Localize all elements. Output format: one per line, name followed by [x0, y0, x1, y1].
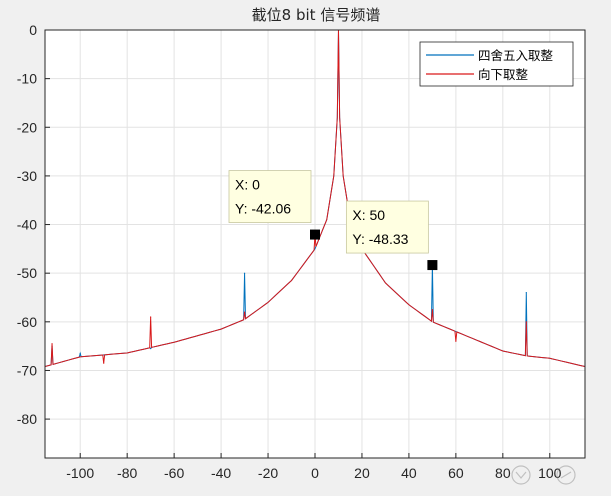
watermark-icon-mark — [515, 471, 527, 479]
x-tick-label: 40 — [401, 465, 417, 481]
y-tick-label: 0 — [29, 22, 37, 38]
datatip-x-label: X: 0 — [235, 177, 260, 193]
series-line-2 — [45, 30, 585, 368]
legend-label-series-1: 四舍五入取整 — [478, 48, 554, 63]
watermark-icon — [511, 465, 531, 485]
series-group — [45, 30, 585, 368]
y-tick-label: -20 — [17, 119, 37, 135]
spike-point — [455, 340, 457, 342]
x-tick-label: 20 — [354, 465, 370, 481]
x-tick-label: -20 — [258, 465, 278, 481]
spike-point — [51, 343, 53, 345]
spike-point — [243, 311, 246, 313]
spike-point — [525, 292, 527, 294]
legend: 四舍五入取整 向下取整 — [419, 41, 574, 87]
y-tick-label: -60 — [17, 314, 37, 330]
datatip-box — [345, 200, 429, 254]
x-tick-label: 0 — [311, 465, 319, 481]
y-tick-label: -30 — [17, 168, 37, 184]
spike-point — [525, 321, 527, 323]
watermark-icon-2 — [556, 465, 576, 485]
y-tick-label: -50 — [17, 265, 37, 281]
x-tick-label: 100 — [538, 465, 562, 481]
x-tick-label: -60 — [164, 465, 184, 481]
legend-box — [419, 41, 574, 87]
datatip-box — [228, 170, 312, 223]
spike-point — [150, 316, 152, 318]
x-tick-label: -40 — [211, 465, 231, 481]
x-tick-label: 80 — [495, 465, 511, 481]
chart-title: 截位8 bit 信号频谱 — [252, 6, 381, 24]
y-tick-label: -80 — [17, 411, 37, 427]
x-tick-label: 60 — [448, 465, 464, 481]
spike-point — [103, 362, 105, 364]
datatip-y-label: Y: -42.06 — [235, 201, 291, 217]
spike-point — [243, 272, 246, 274]
plot-area: X: 0 Y: -42.06 X: 50 Y: -48.33 — [44, 29, 586, 459]
watermark-logo — [511, 465, 576, 485]
y-tick-label: -10 — [17, 71, 37, 87]
spike-point — [79, 352, 81, 355]
x-tick-label: -100 — [66, 465, 94, 481]
datatips: X: 0 Y: -42.06 X: 50 Y: -48.33 — [228, 170, 438, 271]
legend-label-series-2: 向下取整 — [478, 67, 529, 82]
watermark-icon-2-mark — [560, 471, 572, 479]
datatip-marker[interactable] — [427, 260, 438, 271]
y-tick-label: -70 — [17, 362, 37, 378]
datatip-marker[interactable] — [310, 229, 320, 240]
x-tick-label: -80 — [117, 465, 137, 481]
datatip-x-label: X: 50 — [352, 207, 385, 223]
spike-point — [150, 347, 152, 350]
datatip-y-label: Y: -48.33 — [352, 231, 408, 247]
y-tick-label: -40 — [17, 217, 37, 233]
spike-point — [431, 309, 433, 311]
x-axis-ticks: -100 -80 -60 -40 -20 0 20 40 60 80 100 — [66, 453, 562, 481]
y-axis-ticks: 0 -10 -20 -30 -40 -50 -60 -70 -80 — [17, 22, 50, 427]
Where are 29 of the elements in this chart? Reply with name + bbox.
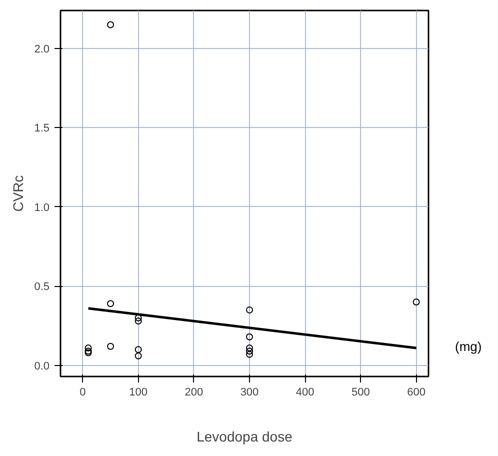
point [246,350,254,358]
y-tick-label: 1.5 [34,122,50,135]
x-tick-label: 0 [80,386,86,398]
point [107,21,114,28]
point [107,300,114,308]
point [134,318,142,325]
point [412,298,420,306]
point [134,352,142,360]
point [246,306,254,314]
y-axis-title: CVRc [10,175,26,212]
y-tick-label: 0.5 [34,281,50,294]
y-tick-label: 0.0 [34,360,50,372]
point [246,348,254,355]
text: (mg) [455,338,482,356]
x-tick-label: 200 [184,386,204,398]
point [246,344,254,352]
x-tick-label: 500 [352,386,370,398]
x-tick-label: 600 [407,386,426,398]
point [84,344,92,352]
x-tick-label: 100 [129,386,148,398]
x-tick-label: 300 [240,386,259,398]
y-tick-label: 2.0 [34,44,50,56]
x-axis-title: Levodopa dose [196,428,293,444]
point [246,333,254,340]
point [107,342,114,350]
x-tick-label: 400 [296,386,314,398]
y-tick-label: 1.0 [34,202,50,214]
point [134,314,142,322]
point [134,346,142,354]
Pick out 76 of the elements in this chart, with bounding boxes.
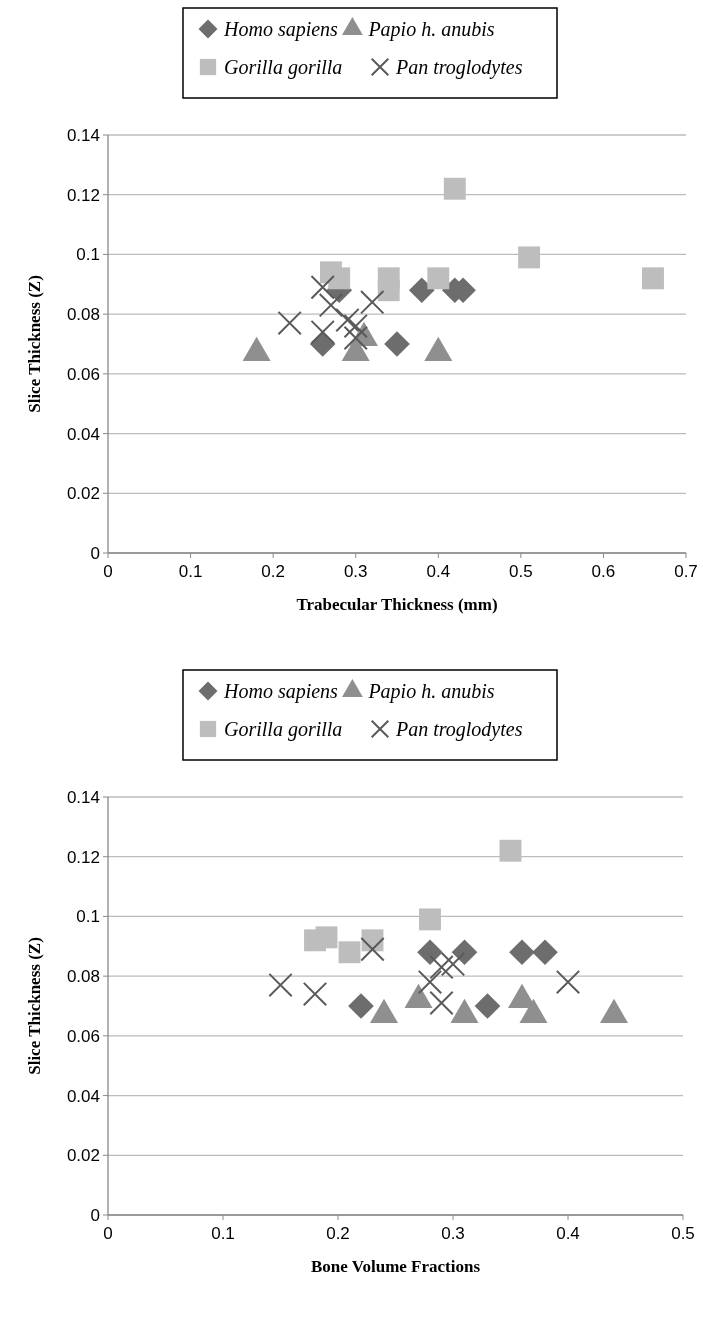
point: [335, 307, 360, 333]
y-tick-label: 0.06: [66, 1026, 100, 1046]
legend-label: Homo sapiens: [223, 680, 339, 703]
x-tick-label: 0.5: [509, 562, 533, 581]
x-tick-label: 0: [103, 1224, 113, 1243]
point: [642, 267, 664, 290]
point: [318, 292, 344, 318]
point: [302, 981, 328, 1007]
x-tick-label: 0.6: [591, 562, 616, 581]
point: [499, 839, 522, 862]
point: [429, 990, 454, 1016]
point: [348, 993, 374, 1019]
point: [518, 246, 541, 269]
point: [427, 267, 450, 290]
y-axis-title: Slice Thickness (Z): [25, 275, 44, 413]
point: [268, 972, 293, 998]
point: [315, 926, 338, 949]
point: [343, 325, 368, 351]
point: [440, 951, 466, 977]
y-tick-label: 0.04: [66, 424, 100, 444]
point: [451, 939, 478, 966]
y-tick-label: 0.02: [66, 484, 100, 504]
point: [555, 969, 581, 995]
point: [384, 331, 410, 357]
point: [360, 937, 385, 962]
y-tick-label: 0.1: [76, 245, 100, 265]
y-tick-label: 0.08: [66, 305, 100, 325]
legend-label: Pan troglodytes: [395, 56, 523, 79]
y-tick-label: 0.12: [66, 185, 100, 205]
x-tick-label: 0.5: [671, 1224, 695, 1243]
point: [532, 939, 558, 966]
point: [328, 267, 351, 290]
legend-label: Papio h. anubis: [367, 680, 495, 703]
legend-label: Gorilla gorilla: [224, 56, 343, 79]
x-tick-label: 0.1: [211, 1224, 235, 1243]
point: [310, 275, 335, 300]
y-tick-label: 0.12: [66, 847, 100, 867]
y-tick-label: 0.02: [66, 1146, 100, 1166]
x-axis-title: Bone Volume Fractions: [310, 1257, 481, 1276]
x-tick-label: 0: [103, 562, 113, 581]
point: [343, 313, 368, 339]
x-tick-label: 0.2: [261, 562, 285, 581]
y-tick-label: 0.04: [66, 1086, 100, 1106]
point: [377, 279, 400, 302]
point: [429, 954, 454, 980]
point: [474, 993, 501, 1019]
y-tick-label: 0.08: [66, 967, 100, 987]
point: [417, 939, 443, 966]
y-tick-label: 0: [90, 543, 100, 563]
point: [360, 289, 385, 315]
x-tick-label: 0.4: [556, 1224, 580, 1243]
x-tick-label: 0.3: [441, 1224, 465, 1243]
legend-label: Homo sapiens: [223, 18, 339, 41]
point: [277, 310, 302, 336]
point: [408, 277, 435, 304]
point: [509, 939, 535, 966]
x-tick-label: 0.7: [674, 562, 698, 581]
legend-label: Papio h. anubis: [367, 18, 495, 41]
x-tick-label: 0.3: [343, 562, 368, 581]
point: [310, 319, 335, 345]
x-tick-label: 0.2: [326, 1224, 350, 1243]
legend-label: Gorilla gorilla: [224, 718, 343, 741]
y-tick-label: 0: [90, 1205, 100, 1225]
point: [338, 941, 361, 964]
point: [419, 908, 441, 931]
y-tick-label: 0.14: [66, 787, 100, 807]
y-axis-title: Slice Thickness (Z): [25, 937, 44, 1075]
point: [417, 969, 443, 995]
x-tick-label: 0.1: [178, 562, 203, 581]
x-tick-label: 0.4: [426, 562, 451, 581]
y-tick-label: 0.14: [66, 125, 100, 145]
point: [443, 177, 466, 200]
x-axis-title: Trabecular Thickness (mm): [296, 595, 498, 614]
y-tick-label: 0.06: [66, 364, 100, 384]
y-tick-label: 0.1: [76, 907, 100, 927]
legend-label: Pan troglodytes: [395, 718, 523, 741]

▶ [DESCRIPTION OF THE TASK]: Retype the lines of the records from the line containing "point: [335, 307, 360, 333]" through the line containing "y-tick-label: 0.02: [66, 484, 100, 504]", copying each one unchanged.

▶ [FULL ANSWER]:
point: [335, 307, 360, 333]
y-tick-label: 0.06: [66, 1026, 100, 1046]
legend-label: Homo sapiens: [223, 680, 339, 703]
x-tick-label: 0.5: [509, 562, 533, 581]
x-tick-label: 0: [103, 1224, 113, 1243]
point: [642, 267, 664, 290]
point: [318, 292, 344, 318]
point: [302, 981, 328, 1007]
x-tick-label: 0.6: [591, 562, 616, 581]
point: [499, 839, 522, 862]
point: [429, 990, 454, 1016]
point: [348, 993, 374, 1019]
point: [518, 246, 541, 269]
point: [427, 267, 450, 290]
y-axis-title: Slice Thickness (Z): [25, 275, 44, 413]
point: [268, 972, 293, 998]
point: [315, 926, 338, 949]
point: [343, 325, 368, 351]
point: [440, 951, 466, 977]
y-tick-label: 0.04: [66, 424, 100, 444]
point: [451, 939, 478, 966]
y-tick-label: 0.02: [66, 484, 100, 504]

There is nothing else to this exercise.